<<<<
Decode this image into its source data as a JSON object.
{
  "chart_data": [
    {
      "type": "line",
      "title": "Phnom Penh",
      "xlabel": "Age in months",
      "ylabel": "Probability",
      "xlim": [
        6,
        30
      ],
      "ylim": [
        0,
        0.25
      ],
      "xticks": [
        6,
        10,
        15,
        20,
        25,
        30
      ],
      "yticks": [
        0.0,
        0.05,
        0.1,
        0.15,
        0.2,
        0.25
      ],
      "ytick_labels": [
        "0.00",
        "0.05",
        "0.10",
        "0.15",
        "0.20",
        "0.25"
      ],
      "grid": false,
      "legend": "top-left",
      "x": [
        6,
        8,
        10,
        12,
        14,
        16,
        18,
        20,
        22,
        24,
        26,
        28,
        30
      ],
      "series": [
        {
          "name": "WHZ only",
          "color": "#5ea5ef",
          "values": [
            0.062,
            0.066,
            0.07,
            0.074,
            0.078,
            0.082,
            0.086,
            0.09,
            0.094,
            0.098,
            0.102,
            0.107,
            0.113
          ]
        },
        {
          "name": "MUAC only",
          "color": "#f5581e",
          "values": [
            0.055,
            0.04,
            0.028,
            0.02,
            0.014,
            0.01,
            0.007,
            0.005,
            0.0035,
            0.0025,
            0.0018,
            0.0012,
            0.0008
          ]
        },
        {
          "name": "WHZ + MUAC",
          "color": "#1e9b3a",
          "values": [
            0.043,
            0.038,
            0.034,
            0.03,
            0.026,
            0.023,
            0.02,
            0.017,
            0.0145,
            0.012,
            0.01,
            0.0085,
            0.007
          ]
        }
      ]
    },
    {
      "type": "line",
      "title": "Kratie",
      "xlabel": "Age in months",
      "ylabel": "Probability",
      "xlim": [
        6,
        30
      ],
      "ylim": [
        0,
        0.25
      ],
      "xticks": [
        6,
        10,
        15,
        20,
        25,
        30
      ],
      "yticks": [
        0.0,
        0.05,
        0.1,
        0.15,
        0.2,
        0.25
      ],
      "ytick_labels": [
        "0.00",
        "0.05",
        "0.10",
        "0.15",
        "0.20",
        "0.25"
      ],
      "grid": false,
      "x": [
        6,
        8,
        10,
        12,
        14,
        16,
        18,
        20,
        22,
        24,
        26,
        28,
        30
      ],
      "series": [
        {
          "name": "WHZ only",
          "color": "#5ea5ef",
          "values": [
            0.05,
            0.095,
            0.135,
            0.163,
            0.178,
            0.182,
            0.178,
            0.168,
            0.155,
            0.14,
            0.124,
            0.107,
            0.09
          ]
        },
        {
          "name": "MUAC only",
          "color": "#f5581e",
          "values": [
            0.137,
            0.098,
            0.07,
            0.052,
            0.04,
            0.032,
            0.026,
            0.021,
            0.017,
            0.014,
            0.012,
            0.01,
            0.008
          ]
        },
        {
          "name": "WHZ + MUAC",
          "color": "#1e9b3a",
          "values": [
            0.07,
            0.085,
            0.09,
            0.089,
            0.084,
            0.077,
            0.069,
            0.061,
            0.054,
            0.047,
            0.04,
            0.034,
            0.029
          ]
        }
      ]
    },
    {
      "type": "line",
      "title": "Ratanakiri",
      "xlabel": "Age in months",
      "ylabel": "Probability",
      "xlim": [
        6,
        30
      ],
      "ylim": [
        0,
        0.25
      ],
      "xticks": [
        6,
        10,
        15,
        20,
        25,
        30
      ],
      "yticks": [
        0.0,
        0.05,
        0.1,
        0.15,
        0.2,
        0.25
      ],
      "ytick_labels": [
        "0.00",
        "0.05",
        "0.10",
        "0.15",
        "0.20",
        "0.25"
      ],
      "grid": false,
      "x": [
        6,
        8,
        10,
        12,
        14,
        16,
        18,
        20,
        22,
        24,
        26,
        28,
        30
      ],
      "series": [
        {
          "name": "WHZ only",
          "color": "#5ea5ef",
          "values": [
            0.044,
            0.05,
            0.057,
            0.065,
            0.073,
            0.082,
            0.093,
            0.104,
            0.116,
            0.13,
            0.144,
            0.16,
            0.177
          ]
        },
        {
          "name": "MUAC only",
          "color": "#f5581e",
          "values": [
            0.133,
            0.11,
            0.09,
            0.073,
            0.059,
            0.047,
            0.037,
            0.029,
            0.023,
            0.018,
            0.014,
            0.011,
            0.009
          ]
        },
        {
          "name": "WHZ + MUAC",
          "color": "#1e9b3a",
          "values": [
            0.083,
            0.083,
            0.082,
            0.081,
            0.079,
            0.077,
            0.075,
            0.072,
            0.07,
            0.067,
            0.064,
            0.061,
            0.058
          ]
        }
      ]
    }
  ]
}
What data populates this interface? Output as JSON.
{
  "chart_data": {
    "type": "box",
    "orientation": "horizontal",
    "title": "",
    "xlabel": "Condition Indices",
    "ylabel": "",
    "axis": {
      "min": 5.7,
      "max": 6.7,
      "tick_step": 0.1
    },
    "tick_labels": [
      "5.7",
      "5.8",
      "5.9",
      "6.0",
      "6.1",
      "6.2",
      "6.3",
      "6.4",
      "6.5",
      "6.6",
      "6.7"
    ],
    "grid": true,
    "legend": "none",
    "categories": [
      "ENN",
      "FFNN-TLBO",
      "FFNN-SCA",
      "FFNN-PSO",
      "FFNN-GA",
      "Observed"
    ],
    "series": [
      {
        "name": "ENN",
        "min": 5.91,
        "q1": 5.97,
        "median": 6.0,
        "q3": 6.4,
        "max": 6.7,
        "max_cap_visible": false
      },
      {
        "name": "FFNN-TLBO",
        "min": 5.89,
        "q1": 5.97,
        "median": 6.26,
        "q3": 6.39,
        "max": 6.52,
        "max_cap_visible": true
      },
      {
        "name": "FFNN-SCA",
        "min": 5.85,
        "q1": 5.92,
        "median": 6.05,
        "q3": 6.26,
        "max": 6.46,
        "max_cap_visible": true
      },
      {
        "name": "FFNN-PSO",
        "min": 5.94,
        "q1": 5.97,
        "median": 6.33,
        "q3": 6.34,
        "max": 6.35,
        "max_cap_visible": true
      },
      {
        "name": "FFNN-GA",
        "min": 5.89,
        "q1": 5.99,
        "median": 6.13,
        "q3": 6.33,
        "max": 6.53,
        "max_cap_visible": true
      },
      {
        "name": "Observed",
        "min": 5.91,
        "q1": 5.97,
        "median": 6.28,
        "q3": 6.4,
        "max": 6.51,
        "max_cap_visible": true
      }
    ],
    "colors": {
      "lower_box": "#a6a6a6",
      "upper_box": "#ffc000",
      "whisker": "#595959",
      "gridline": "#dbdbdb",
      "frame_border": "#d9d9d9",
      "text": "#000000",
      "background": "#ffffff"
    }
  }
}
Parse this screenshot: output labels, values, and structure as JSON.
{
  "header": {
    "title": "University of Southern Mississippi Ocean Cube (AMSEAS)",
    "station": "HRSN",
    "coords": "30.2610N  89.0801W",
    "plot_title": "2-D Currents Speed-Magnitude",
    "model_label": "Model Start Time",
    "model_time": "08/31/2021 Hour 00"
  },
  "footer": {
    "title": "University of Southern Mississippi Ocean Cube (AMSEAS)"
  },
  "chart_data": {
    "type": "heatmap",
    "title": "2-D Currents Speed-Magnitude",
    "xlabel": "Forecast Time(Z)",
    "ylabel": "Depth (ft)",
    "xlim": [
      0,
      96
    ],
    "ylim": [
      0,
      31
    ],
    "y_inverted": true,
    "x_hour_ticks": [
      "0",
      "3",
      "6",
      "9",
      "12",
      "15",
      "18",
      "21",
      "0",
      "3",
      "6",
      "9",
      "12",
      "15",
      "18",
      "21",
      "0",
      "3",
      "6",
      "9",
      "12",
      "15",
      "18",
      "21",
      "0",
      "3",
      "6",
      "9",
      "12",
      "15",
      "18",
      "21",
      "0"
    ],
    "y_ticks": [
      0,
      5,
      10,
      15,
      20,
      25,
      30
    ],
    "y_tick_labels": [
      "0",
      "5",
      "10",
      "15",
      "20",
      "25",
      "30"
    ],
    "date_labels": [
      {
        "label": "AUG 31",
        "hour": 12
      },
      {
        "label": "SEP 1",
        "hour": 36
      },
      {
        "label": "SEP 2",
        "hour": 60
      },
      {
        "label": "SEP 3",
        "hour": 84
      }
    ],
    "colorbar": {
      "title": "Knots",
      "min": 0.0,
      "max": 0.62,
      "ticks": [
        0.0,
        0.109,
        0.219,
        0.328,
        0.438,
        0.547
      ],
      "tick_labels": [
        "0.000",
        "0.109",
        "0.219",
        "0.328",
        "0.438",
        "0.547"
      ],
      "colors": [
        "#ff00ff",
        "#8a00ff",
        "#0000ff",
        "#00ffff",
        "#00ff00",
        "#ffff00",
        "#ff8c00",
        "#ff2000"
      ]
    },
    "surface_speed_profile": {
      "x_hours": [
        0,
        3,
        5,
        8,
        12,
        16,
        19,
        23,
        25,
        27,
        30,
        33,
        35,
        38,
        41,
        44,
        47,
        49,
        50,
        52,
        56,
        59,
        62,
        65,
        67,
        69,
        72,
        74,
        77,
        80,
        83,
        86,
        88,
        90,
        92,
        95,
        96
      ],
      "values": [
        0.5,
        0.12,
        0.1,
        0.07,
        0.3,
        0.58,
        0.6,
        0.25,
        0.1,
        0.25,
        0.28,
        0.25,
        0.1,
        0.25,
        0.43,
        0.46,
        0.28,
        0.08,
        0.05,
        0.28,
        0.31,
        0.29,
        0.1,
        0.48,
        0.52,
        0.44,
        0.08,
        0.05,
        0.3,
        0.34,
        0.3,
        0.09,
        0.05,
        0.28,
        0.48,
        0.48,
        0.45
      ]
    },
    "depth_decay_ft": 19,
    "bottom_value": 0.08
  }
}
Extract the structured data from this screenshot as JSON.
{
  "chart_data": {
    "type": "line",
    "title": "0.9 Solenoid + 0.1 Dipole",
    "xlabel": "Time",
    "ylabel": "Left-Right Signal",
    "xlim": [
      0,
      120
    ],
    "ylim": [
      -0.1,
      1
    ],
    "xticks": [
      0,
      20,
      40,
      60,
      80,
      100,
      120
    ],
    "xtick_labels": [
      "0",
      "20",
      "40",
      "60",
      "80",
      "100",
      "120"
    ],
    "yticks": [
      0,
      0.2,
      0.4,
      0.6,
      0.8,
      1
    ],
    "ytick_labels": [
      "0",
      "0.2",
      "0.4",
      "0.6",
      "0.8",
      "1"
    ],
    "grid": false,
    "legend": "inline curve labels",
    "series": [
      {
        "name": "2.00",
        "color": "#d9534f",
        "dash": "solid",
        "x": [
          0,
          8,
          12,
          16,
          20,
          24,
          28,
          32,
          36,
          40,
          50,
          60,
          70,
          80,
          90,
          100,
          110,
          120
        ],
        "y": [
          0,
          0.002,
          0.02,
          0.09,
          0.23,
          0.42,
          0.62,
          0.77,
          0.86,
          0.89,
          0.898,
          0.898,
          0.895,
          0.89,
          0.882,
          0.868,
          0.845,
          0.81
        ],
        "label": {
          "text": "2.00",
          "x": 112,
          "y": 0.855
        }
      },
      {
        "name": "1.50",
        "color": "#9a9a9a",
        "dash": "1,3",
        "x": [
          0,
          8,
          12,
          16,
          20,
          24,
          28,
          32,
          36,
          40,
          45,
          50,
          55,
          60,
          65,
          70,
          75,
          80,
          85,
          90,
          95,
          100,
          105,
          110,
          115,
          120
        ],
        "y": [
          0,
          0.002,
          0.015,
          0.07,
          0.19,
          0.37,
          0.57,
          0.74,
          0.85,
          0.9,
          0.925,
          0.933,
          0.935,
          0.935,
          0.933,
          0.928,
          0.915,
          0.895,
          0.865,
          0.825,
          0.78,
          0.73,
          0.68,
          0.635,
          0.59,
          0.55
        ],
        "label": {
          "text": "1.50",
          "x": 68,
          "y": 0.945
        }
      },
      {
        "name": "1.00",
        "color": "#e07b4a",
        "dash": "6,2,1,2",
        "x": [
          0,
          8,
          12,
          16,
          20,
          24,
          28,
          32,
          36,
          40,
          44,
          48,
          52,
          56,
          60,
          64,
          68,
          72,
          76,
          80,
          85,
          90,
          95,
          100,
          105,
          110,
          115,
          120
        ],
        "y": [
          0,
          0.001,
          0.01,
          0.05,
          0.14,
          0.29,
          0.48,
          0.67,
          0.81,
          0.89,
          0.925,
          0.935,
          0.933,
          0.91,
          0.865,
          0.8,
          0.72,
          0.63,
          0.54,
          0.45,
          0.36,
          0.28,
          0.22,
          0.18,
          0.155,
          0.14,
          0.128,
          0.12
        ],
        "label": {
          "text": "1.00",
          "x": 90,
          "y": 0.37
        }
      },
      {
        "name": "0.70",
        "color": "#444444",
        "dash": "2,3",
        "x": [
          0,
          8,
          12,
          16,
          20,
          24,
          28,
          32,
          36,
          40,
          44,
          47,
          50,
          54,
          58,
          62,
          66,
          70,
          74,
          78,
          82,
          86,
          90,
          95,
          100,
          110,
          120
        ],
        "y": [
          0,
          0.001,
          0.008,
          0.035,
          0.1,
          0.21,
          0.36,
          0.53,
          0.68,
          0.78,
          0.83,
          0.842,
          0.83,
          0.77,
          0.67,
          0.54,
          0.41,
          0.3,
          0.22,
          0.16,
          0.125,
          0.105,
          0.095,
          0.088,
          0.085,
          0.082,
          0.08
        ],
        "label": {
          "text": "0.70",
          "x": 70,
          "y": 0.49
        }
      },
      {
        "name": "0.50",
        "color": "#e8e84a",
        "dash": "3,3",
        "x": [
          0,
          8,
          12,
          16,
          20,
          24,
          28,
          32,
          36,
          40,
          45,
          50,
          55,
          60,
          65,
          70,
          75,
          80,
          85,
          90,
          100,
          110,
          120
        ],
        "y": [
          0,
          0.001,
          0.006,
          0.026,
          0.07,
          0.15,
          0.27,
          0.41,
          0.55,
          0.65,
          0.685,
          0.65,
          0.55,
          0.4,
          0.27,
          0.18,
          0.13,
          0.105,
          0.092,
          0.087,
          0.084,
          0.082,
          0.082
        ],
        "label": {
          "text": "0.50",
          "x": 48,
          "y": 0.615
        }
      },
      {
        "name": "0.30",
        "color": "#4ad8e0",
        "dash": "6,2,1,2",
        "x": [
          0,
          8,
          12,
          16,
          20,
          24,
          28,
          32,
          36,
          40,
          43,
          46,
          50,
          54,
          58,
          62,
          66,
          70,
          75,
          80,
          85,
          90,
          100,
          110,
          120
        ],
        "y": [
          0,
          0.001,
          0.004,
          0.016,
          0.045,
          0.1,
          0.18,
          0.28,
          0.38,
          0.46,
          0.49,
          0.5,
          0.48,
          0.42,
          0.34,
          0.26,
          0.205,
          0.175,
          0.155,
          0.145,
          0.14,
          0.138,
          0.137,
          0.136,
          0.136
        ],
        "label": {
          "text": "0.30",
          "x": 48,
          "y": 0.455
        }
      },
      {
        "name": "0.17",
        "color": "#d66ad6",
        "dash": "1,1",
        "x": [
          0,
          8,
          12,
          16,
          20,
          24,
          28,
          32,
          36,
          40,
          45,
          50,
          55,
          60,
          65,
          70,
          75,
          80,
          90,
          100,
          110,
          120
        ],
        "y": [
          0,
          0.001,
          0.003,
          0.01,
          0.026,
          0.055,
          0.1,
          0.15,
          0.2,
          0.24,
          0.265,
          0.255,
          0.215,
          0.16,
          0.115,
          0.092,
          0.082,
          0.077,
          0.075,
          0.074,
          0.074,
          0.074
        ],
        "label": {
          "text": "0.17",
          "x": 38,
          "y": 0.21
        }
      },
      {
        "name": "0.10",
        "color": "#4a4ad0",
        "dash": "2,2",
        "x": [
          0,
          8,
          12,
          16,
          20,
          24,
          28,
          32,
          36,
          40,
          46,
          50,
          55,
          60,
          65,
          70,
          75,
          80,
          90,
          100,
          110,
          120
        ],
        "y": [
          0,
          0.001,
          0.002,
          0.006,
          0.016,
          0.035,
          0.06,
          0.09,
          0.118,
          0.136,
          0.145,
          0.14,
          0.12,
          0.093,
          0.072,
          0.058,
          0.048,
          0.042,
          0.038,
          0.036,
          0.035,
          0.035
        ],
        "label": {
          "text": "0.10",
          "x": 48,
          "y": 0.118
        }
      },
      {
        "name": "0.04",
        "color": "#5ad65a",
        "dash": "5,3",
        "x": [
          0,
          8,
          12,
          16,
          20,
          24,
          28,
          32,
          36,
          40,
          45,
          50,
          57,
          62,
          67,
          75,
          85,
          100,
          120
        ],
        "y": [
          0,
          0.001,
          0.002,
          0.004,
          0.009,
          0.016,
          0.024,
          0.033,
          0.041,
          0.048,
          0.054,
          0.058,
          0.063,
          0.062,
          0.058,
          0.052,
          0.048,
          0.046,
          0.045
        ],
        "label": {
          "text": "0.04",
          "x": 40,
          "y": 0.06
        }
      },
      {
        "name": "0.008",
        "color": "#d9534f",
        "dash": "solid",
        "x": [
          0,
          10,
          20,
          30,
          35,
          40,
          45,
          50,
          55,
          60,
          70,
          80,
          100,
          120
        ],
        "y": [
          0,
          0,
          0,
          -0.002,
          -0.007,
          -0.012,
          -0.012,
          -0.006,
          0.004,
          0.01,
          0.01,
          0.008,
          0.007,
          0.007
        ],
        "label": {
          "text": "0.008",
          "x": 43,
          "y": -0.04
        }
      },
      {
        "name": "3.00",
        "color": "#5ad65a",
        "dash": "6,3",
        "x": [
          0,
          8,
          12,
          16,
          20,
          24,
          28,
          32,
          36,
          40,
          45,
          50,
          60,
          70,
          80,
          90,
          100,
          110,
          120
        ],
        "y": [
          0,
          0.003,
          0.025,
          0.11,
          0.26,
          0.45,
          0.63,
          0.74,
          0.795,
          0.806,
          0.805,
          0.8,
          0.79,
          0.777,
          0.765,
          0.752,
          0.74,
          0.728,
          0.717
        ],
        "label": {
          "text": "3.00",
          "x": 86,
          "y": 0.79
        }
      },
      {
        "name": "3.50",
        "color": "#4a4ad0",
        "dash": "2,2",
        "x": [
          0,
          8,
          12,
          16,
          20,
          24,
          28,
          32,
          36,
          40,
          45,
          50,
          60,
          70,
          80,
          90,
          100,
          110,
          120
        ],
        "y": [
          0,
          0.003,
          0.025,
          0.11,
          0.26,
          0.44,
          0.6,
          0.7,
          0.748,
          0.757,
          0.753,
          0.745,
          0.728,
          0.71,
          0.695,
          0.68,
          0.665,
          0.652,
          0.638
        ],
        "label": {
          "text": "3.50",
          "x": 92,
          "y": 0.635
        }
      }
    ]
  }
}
>>>>
## TASK DIRECTIONS
Go over the data above and copy every line that has the word "this" in it.

## EXERCISE RESPONSE
Decode this image into its source data as a JSON object.
What data populates this interface? Output as JSON.
Parse this screenshot: output labels, values, and structure as JSON.
Extract the structured data from this screenshot as JSON.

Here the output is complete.